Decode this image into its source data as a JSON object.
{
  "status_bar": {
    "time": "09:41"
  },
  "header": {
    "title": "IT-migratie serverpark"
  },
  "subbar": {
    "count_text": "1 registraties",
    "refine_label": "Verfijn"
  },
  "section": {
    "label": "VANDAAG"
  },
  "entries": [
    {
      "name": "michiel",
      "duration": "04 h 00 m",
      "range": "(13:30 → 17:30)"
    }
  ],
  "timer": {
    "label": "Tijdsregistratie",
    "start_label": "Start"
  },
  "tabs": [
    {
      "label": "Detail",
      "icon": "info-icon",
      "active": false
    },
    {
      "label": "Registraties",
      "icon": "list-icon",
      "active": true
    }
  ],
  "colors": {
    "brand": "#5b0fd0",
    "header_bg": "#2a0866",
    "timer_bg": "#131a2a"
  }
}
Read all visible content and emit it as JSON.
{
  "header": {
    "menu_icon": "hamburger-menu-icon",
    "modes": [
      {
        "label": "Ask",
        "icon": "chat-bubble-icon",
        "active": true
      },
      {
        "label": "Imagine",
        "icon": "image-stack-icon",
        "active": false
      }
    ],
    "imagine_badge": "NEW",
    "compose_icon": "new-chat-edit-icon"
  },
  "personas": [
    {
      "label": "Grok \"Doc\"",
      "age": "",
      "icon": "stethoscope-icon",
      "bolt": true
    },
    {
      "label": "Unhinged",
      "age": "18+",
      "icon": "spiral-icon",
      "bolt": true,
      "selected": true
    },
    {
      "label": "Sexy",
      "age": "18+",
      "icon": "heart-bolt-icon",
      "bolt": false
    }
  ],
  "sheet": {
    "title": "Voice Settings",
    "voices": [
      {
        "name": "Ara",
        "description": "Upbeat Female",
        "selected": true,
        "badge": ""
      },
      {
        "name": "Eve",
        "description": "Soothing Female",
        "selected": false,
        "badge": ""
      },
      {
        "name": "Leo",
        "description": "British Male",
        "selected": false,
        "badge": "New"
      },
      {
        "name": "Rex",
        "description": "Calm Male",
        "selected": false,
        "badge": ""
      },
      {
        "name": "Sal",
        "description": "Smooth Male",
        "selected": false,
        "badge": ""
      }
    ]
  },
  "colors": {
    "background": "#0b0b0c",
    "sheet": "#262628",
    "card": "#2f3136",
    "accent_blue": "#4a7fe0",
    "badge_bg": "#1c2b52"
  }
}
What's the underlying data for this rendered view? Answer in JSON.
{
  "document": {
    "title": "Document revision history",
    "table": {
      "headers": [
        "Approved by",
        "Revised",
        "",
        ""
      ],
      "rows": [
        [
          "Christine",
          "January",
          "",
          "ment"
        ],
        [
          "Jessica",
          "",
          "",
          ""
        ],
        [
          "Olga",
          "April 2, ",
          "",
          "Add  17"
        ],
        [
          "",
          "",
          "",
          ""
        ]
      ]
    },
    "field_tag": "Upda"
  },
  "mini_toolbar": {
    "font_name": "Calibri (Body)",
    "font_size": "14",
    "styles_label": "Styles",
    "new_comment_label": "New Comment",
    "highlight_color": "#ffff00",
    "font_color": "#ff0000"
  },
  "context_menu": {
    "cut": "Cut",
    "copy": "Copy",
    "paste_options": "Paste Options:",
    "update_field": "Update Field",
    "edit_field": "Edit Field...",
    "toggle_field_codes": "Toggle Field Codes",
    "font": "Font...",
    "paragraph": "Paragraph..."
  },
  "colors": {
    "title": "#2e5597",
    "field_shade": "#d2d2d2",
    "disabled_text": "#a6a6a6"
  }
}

..............................

▸ Request:
Take the lines above and print them exactly.

▸ Complete answer:
Decode this image into its source data as a JSON object.
{
  "status_bar": {
    "time": "09:41"
  },
  "header": {
    "title": "IT-migratie serverpark"
  },
  "subbar": {
    "count_text": "1 registraties",
    "refine_label": "Verfijn"
  },
  "section": {
    "label": "VANDAAG"
  },
  "entries": [
    {
      "name": "michiel",
      "duration": "04 h 00 m",
      "range": "(13:30 → 17:30)"
    }
  ],
  "timer": {
    "label": "Tijdsregistratie",
    "start_label": "Start"
  },
  "tabs": [
    {
      "label": "Detail",
      "icon": "info-icon",
      "active": false
    },
    {
      "label": "Registraties",
      "icon": "list-icon",
      "active": true
    }
  ],
  "colors": {
    "brand": "#5b0fd0",
    "header_bg": "#2a0866",
    "timer_bg": "#131a2a"
  }
}
Read all visible content and emit it as JSON.
{
  "header": {
    "menu_icon": "hamburger-menu-icon",
    "modes": [
      {
        "label": "Ask",
        "icon": "chat-bubble-icon",
        "active": true
      },
      {
        "label": "Imagine",
        "icon": "image-stack-icon",
        "active": false
      }
    ],
    "imagine_badge": "NEW",
    "compose_icon": "new-chat-edit-icon"
  },
  "personas": [
    {
      "label": "Grok \"Doc\"",
      "age": "",
      "icon": "stethoscope-icon",
      "bolt": true
    },
    {
      "label": "Unhinged",
      "age": "18+",
      "icon": "spiral-icon",
      "bolt": true,
      "selected": true
    },
    {
      "label": "Sexy",
      "age": "18+",
      "icon": "heart-bolt-icon",
      "bolt": false
    }
  ],
  "sheet": {
    "title": "Voice Settings",
    "voices": [
      {
        "name": "Ara",
        "description": "Upbeat Female",
        "selected": true,
        "badge": ""
      },
      {
        "name": "Eve",
        "description": "Soothing Female",
        "selected": false,
        "badge": ""
      },
      {
        "name": "Leo",
        "description": "British Male",
        "selected": false,
        "badge": "New"
      },
      {
        "name": "Rex",
        "description": "Calm Male",
        "selected": false,
        "badge": ""
      },
      {
        "name": "Sal",
        "description": "Smooth Male",
        "selected": false,
        "badge": ""
      }
    ]
  },
  "colors": {
    "background": "#0b0b0c",
    "sheet": "#262628",
    "card": "#2f3136",
    "accent_blue": "#4a7fe0",
    "badge_bg": "#1c2b52"
  }
}
What's the underlying data for this rendered view? Answer in JSON.
{
  "document": {
    "title": "Document revision history",
    "table": {
      "headers": [
        "Approved by",
        "Revised",
        "",
        ""
      ],
      "rows": [
        [
          "Christine",
          "January",
          "",
          "ment"
        ],
        [
          "Jessica",
          "",
          "",
          ""
        ],
        [
          "Olga",
          "April 2, ",
          "",
          "Add  17"
        ],
        [
          "",
          "",
          "",
          ""
        ]
      ]
    },
    "field_tag": "Upda"
  },
  "mini_toolbar": {
    "font_name": "Calibri (Body)",
    "font_size": "14",
    "styles_label": "Styles",
    "new_comment_label": "New Comment",
    "highlight_color": "#ffff00",
    "font_color": "#ff0000"
  },
  "context_menu": {
    "cut": "Cut",
    "copy": "Copy",
    "paste_options": "Paste Options:",
    "update_field": "Update Field",
    "edit_field": "Edit Field...",
    "toggle_field_codes": "Toggle Field Codes",
    "font": "Font...",
    "paragraph": "Paragraph..."
  },
  "colors": {
    "title": "#2e5597",
    "field_shade": "#d2d2d2",
    "disabled_text": "#a6a6a6"
  }
}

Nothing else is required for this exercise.